=== Instrução 1 ===
No texto sobre a morte de Ronaldo, qual hospital o secretário de Segurança Pública pediu que funcionasse?
=== Instrução 2 ===
Transcreva do texto sobre a morte de Ronaldo o trecho que vai de "Segundo um primo" até "troca de tiros.", incluindo essas palavras.

=== Texto fornecido ===
Segundo familiares, Ronaldo tem outra filha, de 13 anos, e teria conseguido a guarda da adolescente, fruto do primeiro casamento, há pouco tempo. Na rede social, a namorada disse que estava recebendo atenção da família e informou não ter “condições de falar com ninguém”. “Me perdoe. Agradeço as orações e o carinho”, postou. Em outra mensagem, fez outra declaração desesperada. “Tem como se sentir de coração partido, incompleta, atordoada, perdida tudo ao mesmo tempo? Alguém por favor me diga que isso é um terrível engano e que o meu amor está bem?”.
Segundo um primo de Ronaldo, a namorada soube da morte pela internet. “Ela chegou a ligar para o celular dele e um homem atendeu dizendo que ele havia sido ferido no braço. Logo depois, viu a notícia na internet e se desesperou.” O rapaz disse ainda que a mãe de Ronaldo desmaiou ao saber da morte e está à base de calmantes. O primo da vítima contou que um tiro atravessou o pulmão e o coração de Ronaldo. Ele e um amigo, o PM Fábio Ferreira da Silva, procuraram atendimento no Souza Aguiar após sofrer um ferimento leve ao apartar uma briga em boate da Lapa. Quando os dois entravam no hospital encontraram o bando que resgatou Fat Family fugindo e houve troca de tiros.
‘Um verdadeiro turismo com o ferido pela cidade’
O secretário de Segurança Pública, José Mariano Beltrame, destacou a importância de se dar um atendimento digno aos presos feridos. O secretário solicitou ao governador em exercício, Francisco Dornelles, o funcionamento do Hospital no Complexo Penitenciário de Bangu. “Se não tiver condições de ele funcionar, que veja a possibilidade de colocar um hospital de campanha, para que a gente não fique fazendo um verdadeiro turismo com o ferido pela cidade”, disse.

=== Dados fornecidos ===
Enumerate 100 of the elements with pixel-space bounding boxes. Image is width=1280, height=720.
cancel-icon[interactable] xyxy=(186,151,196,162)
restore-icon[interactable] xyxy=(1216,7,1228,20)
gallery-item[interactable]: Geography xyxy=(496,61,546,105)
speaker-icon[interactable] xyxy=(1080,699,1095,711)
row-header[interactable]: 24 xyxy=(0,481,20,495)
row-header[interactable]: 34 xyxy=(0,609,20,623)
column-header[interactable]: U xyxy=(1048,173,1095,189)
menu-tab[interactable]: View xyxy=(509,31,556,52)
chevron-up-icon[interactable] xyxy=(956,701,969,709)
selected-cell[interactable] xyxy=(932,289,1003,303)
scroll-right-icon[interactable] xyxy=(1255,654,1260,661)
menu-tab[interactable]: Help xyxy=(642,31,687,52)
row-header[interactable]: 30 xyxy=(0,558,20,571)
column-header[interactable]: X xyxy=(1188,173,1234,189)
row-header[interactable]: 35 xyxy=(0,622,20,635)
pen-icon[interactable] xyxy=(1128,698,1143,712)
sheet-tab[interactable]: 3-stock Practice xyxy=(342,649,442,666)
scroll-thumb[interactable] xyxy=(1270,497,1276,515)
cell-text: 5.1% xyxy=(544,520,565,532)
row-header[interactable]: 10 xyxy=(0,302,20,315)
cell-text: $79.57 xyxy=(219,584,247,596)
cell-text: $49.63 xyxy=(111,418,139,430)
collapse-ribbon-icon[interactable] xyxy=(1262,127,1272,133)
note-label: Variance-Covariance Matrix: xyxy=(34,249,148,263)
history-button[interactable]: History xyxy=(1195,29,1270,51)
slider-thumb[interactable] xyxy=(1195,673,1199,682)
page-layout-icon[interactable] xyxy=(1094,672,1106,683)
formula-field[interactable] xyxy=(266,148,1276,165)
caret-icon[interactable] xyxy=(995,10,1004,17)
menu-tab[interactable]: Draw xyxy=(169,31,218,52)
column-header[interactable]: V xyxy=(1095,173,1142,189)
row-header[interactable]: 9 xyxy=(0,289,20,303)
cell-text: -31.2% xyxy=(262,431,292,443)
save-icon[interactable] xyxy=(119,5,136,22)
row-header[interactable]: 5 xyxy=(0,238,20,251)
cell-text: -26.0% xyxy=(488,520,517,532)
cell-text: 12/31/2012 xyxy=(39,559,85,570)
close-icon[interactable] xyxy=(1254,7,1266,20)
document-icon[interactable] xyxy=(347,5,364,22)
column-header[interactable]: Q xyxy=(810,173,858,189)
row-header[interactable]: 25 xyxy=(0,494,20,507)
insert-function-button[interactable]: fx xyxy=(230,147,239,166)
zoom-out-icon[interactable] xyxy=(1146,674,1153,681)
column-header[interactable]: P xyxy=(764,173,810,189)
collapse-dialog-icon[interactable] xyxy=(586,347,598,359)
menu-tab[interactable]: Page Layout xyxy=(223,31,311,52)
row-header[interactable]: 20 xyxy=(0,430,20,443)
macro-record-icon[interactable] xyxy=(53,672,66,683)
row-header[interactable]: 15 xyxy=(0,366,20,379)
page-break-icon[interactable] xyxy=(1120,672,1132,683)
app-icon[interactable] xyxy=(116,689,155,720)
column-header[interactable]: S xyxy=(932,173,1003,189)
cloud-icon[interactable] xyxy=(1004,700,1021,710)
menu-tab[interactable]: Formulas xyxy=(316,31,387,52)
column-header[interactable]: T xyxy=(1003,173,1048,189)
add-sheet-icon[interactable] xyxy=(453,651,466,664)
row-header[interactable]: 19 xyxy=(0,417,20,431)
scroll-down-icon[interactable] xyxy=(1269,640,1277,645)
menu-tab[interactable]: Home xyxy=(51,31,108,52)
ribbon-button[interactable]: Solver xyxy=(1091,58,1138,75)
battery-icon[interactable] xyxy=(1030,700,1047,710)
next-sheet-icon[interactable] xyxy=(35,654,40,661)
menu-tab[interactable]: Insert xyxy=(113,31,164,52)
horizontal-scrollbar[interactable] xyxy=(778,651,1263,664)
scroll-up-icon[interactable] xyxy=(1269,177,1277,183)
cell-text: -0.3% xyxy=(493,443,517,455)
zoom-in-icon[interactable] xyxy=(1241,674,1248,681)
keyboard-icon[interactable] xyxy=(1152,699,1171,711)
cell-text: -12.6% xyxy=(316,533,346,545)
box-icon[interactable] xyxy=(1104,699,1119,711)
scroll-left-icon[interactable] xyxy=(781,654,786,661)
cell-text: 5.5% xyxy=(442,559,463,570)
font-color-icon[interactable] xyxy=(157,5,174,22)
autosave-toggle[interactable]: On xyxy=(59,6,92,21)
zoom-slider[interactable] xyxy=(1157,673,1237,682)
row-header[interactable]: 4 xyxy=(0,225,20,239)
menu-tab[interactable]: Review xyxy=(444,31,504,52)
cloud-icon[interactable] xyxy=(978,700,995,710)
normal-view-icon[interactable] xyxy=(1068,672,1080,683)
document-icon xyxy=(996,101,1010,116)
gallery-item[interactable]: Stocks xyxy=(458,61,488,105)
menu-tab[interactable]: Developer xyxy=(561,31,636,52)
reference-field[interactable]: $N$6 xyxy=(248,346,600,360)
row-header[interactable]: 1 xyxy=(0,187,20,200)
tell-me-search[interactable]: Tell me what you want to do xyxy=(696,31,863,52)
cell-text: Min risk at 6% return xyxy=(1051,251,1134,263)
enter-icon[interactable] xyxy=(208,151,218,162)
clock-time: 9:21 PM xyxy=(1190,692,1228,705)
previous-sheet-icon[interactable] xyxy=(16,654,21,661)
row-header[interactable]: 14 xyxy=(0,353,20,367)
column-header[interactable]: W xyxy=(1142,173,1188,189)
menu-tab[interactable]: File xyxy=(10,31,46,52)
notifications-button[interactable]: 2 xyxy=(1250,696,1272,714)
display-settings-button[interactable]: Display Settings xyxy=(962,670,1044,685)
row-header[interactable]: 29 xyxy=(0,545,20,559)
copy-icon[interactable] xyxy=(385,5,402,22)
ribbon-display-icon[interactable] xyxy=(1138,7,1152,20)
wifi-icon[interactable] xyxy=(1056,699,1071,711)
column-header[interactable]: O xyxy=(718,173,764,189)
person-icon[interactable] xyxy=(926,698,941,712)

=== Área de resposta 1 ===
O Hospital no Complexo Penitenciário de Bangu.

=== Área de resposta 2 ===
Segundo um primo de Ronaldo, a namorada soube da morte pela internet. “Ela chegou a ligar para o celular dele e um homem atendeu dizendo que ele havia sido ferido no braço. Logo depois, viu a notícia na internet e se desesperou.” O rapaz disse ainda que a mãe de Ronaldo desmaiou ao saber da morte e está à base de calmantes. O primo da vítima contou que um tiro atravessou o pulmão e o coração de Ronaldo. Ele e um amigo, o PM Fábio Ferreira da Silva, procuraram atendimento no Souza Aguiar após sofrer um ferimento leve ao apartar uma briga em boate da Lapa. Quando os dois entravam no hospital encontraram o bando que resgatou Fat Family fugindo e houve troca de tiros.